* [WRITTEN REQUEST]: Gather all lines containing the string "Postal" and copy them out.

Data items
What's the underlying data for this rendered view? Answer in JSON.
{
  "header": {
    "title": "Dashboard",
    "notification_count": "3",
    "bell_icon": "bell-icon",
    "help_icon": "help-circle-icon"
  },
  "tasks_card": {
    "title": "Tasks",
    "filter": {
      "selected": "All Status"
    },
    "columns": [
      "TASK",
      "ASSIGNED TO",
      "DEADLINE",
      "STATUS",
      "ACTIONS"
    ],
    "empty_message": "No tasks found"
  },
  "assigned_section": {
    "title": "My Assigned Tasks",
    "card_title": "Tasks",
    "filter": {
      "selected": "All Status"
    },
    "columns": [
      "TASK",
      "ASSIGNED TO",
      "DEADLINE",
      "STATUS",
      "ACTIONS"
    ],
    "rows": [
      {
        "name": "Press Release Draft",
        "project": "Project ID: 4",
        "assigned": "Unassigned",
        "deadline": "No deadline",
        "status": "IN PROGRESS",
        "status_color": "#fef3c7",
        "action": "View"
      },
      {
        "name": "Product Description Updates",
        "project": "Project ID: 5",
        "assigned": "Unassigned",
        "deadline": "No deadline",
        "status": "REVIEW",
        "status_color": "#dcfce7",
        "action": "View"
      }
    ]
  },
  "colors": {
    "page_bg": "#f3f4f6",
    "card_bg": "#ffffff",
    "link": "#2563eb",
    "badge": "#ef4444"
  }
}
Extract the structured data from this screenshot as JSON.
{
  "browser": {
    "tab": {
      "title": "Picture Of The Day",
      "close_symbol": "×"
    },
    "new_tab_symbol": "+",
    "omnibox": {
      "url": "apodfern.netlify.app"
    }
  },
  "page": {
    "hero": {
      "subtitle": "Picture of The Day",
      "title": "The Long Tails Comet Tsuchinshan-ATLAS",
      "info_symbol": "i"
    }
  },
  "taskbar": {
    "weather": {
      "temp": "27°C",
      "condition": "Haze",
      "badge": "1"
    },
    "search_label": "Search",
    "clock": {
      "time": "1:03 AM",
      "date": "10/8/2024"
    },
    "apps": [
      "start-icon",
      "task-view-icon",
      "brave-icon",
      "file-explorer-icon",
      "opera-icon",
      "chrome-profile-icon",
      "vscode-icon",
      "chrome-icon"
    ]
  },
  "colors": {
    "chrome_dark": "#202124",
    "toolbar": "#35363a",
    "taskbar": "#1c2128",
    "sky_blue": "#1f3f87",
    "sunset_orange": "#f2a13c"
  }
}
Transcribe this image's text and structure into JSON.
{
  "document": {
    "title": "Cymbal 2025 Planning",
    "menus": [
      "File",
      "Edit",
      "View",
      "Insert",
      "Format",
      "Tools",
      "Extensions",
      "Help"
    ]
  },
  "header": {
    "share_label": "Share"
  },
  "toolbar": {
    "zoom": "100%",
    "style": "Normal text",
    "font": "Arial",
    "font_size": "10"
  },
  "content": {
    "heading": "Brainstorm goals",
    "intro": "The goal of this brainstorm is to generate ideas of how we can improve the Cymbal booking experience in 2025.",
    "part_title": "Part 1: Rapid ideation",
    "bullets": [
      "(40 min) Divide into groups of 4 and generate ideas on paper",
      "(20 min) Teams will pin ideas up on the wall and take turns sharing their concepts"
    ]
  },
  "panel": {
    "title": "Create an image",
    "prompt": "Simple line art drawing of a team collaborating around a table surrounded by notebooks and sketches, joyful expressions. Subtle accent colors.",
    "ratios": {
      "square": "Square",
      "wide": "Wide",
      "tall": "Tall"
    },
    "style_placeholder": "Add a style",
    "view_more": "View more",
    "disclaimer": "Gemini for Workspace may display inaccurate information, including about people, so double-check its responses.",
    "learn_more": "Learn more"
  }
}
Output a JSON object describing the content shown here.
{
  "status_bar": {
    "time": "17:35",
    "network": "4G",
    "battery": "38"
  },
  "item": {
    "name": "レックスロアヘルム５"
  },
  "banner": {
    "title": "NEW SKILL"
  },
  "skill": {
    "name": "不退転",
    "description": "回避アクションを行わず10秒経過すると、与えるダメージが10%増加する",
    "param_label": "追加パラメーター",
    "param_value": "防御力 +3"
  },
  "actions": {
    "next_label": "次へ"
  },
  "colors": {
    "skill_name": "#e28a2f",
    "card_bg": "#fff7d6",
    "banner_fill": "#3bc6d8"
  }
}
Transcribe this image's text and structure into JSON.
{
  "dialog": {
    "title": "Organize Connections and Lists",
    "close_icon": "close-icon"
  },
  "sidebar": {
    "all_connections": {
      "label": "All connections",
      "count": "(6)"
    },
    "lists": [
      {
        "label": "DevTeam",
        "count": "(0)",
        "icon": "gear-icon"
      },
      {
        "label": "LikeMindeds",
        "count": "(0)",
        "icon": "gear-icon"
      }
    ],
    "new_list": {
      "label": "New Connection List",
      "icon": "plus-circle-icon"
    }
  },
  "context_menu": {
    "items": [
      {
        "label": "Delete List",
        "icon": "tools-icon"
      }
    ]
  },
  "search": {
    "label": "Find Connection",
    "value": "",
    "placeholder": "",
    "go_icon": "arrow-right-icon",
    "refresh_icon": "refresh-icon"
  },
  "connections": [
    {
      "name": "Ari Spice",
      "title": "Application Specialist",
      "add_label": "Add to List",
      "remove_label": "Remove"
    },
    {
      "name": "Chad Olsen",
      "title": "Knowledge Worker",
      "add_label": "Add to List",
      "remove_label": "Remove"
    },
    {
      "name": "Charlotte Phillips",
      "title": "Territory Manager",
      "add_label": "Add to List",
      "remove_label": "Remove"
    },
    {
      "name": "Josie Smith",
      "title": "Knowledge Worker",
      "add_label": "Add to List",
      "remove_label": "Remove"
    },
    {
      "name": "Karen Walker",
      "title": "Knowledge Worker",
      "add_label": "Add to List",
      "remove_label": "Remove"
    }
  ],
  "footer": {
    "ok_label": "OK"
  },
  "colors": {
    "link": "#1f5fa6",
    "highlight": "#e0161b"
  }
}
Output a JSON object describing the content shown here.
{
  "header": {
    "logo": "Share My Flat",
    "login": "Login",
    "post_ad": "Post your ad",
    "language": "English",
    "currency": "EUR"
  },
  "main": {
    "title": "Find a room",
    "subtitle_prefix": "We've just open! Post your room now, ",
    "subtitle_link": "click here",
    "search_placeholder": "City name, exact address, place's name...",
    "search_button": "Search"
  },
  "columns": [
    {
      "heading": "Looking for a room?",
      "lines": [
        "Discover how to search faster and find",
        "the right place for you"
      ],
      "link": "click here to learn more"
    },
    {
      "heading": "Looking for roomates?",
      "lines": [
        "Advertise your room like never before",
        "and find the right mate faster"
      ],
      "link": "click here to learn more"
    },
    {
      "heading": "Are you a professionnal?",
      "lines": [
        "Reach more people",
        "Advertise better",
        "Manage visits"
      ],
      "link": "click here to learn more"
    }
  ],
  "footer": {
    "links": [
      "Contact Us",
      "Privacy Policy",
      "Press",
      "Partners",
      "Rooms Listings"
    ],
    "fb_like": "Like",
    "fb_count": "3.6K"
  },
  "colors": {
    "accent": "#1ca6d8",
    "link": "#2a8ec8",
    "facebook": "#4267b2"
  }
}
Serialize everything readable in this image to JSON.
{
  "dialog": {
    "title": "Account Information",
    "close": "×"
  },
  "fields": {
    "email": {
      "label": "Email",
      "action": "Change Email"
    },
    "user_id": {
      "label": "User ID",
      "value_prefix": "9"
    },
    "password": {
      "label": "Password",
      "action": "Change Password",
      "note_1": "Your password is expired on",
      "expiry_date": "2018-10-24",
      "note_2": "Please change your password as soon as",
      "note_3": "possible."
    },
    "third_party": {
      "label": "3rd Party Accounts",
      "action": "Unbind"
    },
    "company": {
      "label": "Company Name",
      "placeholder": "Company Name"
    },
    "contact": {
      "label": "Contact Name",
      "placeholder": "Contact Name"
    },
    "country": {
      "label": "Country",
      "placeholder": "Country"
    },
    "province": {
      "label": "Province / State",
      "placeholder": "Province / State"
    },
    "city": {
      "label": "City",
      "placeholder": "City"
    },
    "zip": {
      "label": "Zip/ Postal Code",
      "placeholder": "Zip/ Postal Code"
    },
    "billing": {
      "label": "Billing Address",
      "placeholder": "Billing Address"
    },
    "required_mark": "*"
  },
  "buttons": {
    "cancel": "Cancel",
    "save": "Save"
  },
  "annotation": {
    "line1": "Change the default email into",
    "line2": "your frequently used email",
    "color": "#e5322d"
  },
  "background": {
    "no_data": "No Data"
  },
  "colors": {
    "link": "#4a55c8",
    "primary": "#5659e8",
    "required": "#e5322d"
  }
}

* [SOLUTION FOR THIS PROBLEM]:
      "label": "Zip/ Postal Code",
      "placeholder": "Zip/ Postal Code"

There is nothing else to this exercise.